__STATED TASK__.
Pull every line containing "Verifica" out of the material below.

__DATA SECTION__.

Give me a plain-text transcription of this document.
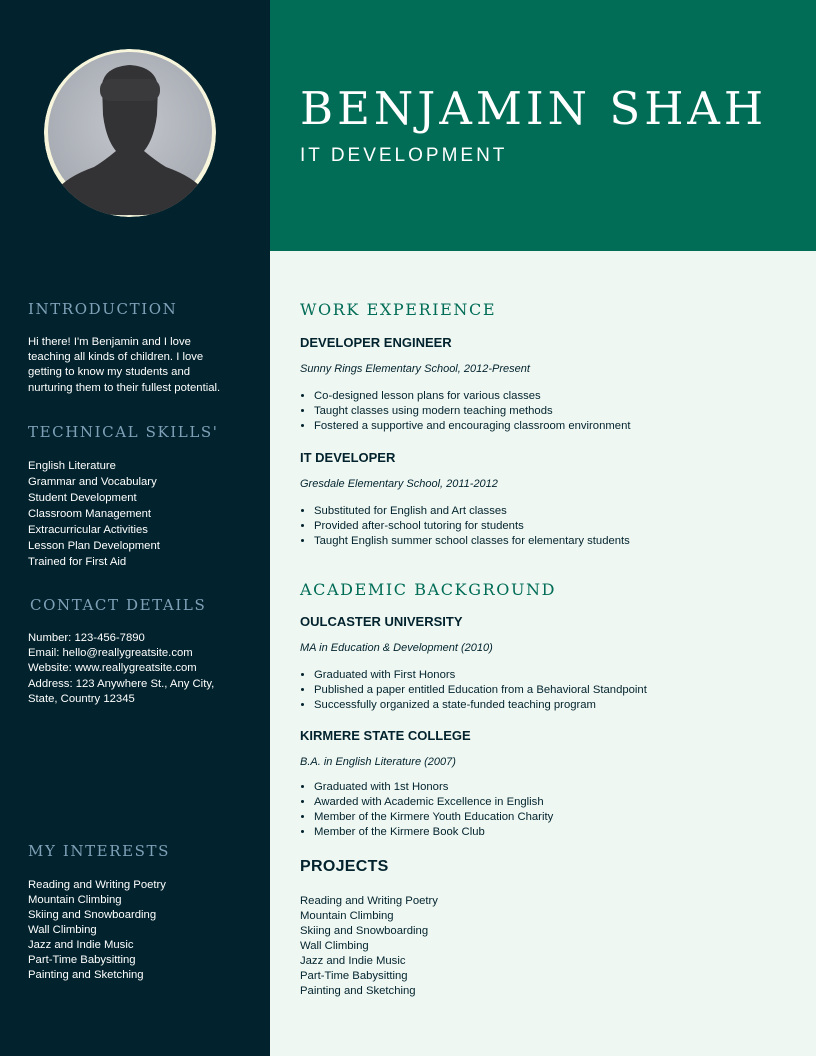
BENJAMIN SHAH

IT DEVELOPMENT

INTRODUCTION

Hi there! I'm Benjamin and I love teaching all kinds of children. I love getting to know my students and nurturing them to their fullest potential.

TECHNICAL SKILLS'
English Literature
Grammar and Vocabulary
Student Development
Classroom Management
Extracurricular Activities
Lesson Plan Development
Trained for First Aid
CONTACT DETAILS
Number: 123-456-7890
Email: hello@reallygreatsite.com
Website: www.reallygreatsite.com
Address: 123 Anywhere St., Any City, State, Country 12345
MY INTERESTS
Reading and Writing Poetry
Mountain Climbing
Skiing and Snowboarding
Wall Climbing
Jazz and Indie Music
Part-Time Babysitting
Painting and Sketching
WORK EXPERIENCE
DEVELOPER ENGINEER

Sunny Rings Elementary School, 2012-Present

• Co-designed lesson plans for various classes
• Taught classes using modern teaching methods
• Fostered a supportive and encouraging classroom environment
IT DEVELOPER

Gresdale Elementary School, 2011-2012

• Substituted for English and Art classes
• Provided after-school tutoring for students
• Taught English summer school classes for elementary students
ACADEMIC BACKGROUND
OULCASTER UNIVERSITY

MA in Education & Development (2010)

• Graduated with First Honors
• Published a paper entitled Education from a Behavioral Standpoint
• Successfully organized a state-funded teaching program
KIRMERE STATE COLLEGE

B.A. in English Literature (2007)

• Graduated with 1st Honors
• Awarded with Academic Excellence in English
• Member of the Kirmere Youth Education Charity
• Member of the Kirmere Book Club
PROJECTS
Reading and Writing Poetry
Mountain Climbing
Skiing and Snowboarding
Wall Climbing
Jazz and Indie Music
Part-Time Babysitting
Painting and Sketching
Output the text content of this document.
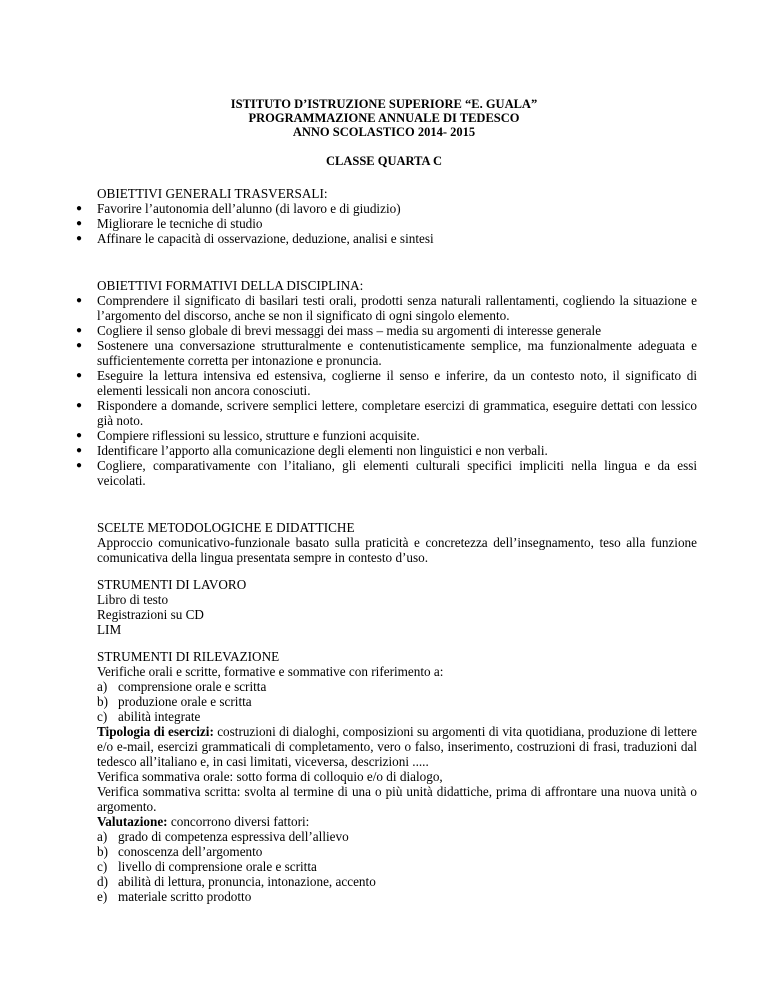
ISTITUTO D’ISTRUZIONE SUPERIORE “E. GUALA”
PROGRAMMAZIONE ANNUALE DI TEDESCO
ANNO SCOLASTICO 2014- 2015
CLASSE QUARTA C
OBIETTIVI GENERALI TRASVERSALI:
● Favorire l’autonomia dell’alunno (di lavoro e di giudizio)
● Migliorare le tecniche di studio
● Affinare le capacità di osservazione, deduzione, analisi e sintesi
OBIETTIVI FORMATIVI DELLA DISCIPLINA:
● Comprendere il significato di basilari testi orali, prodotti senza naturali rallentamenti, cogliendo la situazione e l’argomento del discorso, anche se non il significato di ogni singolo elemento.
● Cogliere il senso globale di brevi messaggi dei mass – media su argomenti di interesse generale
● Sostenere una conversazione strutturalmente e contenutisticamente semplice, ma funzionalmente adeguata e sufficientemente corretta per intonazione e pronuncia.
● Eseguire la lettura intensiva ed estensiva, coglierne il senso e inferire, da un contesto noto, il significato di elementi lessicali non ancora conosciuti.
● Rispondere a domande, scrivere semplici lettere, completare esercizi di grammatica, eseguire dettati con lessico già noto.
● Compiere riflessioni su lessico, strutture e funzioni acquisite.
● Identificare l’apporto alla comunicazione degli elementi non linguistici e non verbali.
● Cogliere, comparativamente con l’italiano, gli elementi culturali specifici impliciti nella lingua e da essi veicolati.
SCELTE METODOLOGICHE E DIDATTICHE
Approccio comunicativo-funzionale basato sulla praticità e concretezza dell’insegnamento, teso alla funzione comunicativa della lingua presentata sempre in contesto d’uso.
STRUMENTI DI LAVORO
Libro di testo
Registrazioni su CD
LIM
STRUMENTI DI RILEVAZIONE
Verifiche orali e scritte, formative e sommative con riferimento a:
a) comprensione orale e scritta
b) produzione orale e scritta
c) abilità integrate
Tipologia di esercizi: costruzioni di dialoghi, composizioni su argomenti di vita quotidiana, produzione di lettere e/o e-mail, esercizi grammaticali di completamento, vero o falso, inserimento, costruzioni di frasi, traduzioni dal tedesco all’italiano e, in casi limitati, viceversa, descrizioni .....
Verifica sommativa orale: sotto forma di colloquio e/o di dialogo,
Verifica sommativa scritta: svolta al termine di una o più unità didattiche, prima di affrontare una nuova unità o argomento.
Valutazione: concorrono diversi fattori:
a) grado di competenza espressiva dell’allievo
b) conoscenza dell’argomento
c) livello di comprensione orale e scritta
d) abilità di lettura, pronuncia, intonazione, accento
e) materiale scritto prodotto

* * *

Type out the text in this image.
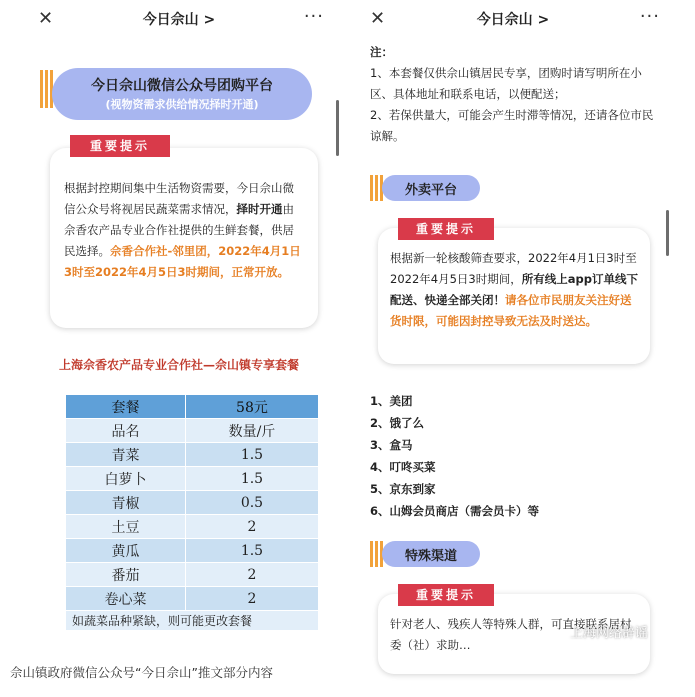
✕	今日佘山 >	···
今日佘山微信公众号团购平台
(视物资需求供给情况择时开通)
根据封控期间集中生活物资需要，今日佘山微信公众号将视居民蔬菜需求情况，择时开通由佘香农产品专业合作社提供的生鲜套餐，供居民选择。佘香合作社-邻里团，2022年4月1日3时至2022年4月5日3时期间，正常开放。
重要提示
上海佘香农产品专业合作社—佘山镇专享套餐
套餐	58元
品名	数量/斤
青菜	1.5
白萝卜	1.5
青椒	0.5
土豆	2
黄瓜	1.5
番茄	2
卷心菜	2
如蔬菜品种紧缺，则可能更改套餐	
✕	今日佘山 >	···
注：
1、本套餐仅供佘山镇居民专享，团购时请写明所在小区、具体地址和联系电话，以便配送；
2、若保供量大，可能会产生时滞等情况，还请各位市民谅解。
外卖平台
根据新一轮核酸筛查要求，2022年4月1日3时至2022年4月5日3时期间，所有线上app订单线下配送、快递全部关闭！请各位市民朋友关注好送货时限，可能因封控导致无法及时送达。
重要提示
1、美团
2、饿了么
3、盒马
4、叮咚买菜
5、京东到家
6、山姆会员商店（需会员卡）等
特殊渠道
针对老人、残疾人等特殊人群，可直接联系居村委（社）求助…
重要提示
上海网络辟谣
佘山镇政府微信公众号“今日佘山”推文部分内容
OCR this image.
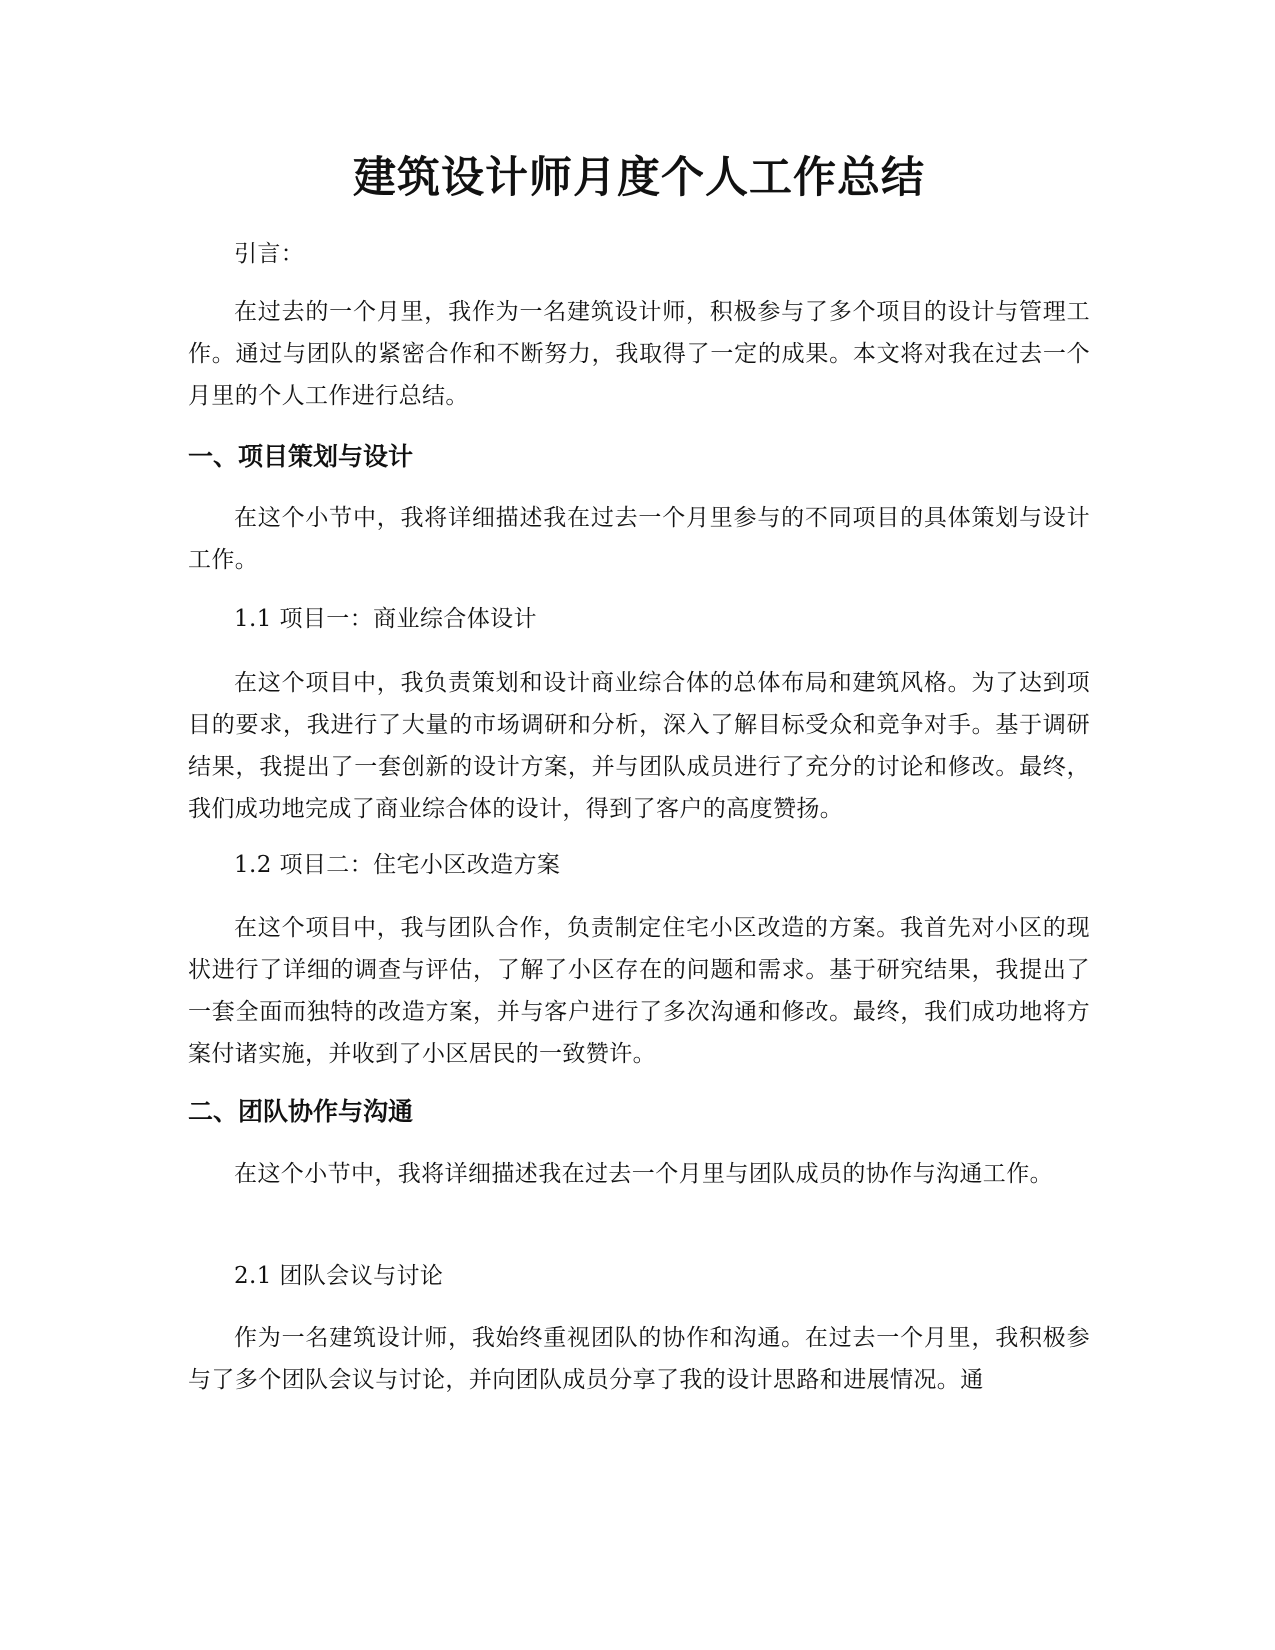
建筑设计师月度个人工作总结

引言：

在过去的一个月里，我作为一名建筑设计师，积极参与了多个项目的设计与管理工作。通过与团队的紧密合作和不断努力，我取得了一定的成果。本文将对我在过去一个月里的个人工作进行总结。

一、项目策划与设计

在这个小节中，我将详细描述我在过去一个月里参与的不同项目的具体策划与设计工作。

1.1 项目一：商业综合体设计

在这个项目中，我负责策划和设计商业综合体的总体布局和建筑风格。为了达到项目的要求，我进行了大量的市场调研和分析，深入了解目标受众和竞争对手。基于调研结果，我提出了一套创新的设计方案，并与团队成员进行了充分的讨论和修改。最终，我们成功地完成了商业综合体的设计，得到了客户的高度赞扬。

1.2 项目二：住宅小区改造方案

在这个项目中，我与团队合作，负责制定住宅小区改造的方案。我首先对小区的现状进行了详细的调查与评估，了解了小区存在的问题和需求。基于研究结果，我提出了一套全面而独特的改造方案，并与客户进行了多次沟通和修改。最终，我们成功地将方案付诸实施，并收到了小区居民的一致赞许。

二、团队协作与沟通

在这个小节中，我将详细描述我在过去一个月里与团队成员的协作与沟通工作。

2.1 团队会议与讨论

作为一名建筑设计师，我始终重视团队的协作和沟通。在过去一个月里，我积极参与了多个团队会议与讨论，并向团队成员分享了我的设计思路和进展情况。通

__ANSWER TO THIS TASK__.
Verifica sommativa orale: sotto forma di colloquio e/o di dialogo,
Verifica sommativa scritta: svolta al termine di una o più unità didattiche, prima di affrontare una nuova unità o argomento.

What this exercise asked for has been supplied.